======== Data rows

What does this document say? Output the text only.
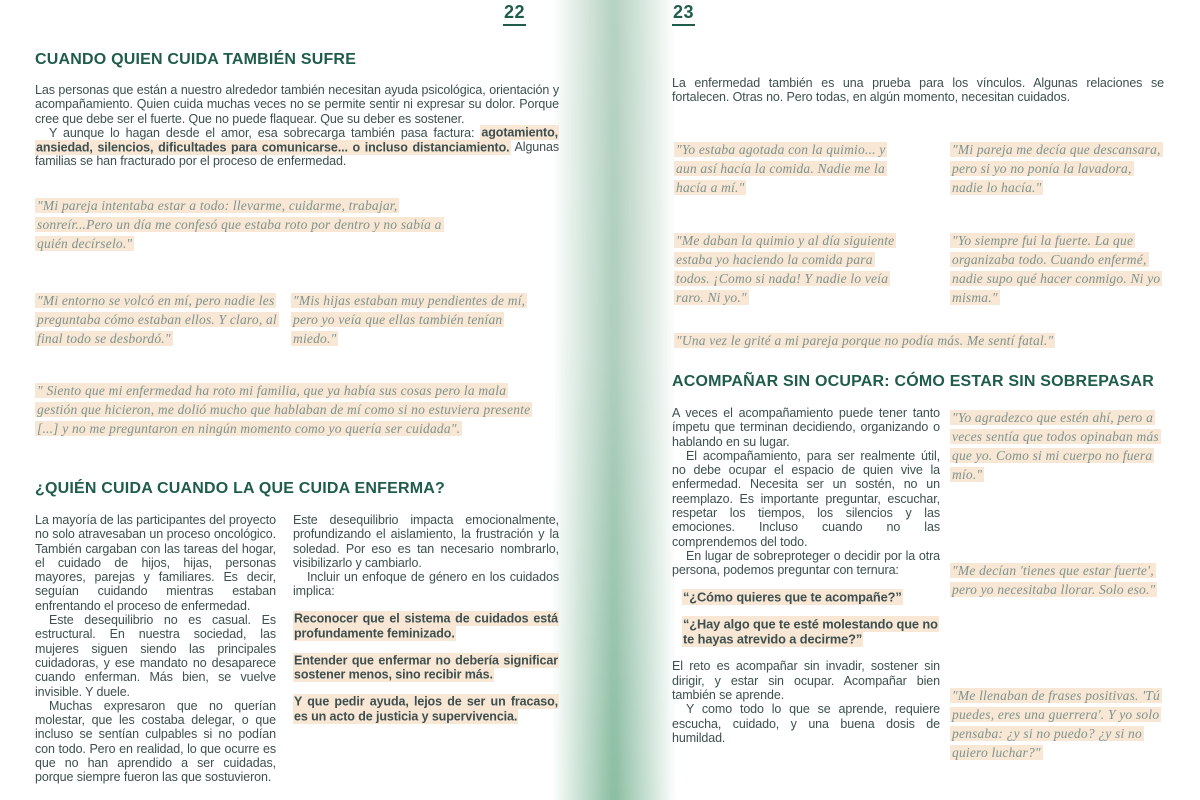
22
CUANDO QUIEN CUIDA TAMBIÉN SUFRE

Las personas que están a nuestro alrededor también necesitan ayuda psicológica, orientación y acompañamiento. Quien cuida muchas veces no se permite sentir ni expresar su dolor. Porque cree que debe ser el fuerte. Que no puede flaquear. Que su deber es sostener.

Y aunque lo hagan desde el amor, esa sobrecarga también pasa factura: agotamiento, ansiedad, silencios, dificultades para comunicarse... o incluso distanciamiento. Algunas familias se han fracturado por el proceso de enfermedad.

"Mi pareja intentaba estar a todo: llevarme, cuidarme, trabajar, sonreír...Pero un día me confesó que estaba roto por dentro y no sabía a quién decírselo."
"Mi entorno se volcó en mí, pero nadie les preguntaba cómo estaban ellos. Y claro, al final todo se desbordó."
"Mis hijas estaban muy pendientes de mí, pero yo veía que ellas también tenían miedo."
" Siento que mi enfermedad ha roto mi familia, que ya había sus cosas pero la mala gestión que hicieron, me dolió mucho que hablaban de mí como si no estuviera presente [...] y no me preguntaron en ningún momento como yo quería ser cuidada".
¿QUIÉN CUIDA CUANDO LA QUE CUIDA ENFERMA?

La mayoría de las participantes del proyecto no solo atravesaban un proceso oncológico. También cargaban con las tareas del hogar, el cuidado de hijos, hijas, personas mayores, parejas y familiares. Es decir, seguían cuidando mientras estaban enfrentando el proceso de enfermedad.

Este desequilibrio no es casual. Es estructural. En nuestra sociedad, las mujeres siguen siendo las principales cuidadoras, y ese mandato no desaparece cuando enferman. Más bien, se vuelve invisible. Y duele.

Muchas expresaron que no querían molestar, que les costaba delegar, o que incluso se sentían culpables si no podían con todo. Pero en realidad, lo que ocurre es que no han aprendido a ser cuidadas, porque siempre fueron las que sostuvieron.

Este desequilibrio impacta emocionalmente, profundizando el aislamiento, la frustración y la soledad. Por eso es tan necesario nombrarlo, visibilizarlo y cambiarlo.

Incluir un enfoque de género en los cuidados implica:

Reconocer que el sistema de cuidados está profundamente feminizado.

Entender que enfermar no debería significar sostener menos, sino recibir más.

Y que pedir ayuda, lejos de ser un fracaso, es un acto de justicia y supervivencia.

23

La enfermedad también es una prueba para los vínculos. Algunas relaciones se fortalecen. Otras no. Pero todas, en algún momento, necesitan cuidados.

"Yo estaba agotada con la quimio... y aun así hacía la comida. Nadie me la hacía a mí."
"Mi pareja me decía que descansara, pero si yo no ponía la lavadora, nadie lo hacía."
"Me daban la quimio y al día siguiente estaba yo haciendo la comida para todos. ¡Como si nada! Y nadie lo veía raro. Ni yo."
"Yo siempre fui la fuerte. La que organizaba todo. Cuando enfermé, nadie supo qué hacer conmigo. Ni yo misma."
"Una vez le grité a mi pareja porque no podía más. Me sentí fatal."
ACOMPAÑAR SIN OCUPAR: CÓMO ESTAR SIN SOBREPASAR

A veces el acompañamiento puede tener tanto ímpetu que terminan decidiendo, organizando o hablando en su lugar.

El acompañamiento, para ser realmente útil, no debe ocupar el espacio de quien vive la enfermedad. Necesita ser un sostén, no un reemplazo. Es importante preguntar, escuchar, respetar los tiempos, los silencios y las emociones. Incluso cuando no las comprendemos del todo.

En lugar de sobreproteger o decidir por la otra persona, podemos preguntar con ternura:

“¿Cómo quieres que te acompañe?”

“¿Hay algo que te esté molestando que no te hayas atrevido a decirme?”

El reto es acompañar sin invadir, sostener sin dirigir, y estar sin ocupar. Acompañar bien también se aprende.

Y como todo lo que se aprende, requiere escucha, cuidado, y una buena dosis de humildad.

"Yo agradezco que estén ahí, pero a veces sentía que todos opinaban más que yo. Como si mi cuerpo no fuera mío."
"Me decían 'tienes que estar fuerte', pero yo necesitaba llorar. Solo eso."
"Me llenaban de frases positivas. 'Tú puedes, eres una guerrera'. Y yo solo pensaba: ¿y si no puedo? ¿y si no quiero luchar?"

================
======== Data rows

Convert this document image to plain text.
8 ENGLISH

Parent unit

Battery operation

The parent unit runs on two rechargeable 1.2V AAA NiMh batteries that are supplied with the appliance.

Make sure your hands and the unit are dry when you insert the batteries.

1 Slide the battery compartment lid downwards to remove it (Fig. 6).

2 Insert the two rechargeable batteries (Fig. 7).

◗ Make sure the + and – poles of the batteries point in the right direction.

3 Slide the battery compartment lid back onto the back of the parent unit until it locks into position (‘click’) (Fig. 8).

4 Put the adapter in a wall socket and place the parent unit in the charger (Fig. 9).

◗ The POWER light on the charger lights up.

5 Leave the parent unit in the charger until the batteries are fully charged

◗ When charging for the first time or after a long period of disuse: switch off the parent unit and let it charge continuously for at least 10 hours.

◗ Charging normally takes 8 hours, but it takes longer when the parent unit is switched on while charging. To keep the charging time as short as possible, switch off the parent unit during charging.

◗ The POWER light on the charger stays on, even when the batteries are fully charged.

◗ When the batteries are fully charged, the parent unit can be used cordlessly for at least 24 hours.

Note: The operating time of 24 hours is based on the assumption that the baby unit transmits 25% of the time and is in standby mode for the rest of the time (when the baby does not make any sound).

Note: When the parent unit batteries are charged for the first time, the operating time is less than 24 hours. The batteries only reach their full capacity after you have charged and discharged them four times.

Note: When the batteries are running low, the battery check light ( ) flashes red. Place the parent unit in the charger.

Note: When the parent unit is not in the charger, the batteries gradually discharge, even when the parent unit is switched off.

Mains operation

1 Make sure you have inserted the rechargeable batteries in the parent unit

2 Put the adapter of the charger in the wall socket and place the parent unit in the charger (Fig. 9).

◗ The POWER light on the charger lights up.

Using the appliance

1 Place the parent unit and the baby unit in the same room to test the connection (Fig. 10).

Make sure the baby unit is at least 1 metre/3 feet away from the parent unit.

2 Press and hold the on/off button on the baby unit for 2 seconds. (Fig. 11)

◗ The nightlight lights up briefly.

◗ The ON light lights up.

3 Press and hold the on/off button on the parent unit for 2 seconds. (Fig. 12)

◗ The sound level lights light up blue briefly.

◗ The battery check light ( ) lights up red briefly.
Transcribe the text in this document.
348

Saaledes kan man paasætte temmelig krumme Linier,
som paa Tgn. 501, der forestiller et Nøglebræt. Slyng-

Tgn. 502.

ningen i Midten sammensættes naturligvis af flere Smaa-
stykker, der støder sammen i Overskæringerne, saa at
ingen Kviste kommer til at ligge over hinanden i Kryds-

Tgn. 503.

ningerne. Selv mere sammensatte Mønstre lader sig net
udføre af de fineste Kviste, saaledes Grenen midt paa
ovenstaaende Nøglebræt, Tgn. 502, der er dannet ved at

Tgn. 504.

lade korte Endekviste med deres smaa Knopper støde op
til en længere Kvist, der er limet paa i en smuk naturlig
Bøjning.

================

**Brief:** Point out every line holding the string "comida" and copy it.

**The solution:**
"Yo estaba agotada con la quimio... y aun así hacía la comida. Nadie me la hacía a mí."
"Me daban la quimio y al día siguiente estaba yo haciendo la comida para todos. ¡Como si nada! Y nadie lo veía raro. Ni yo."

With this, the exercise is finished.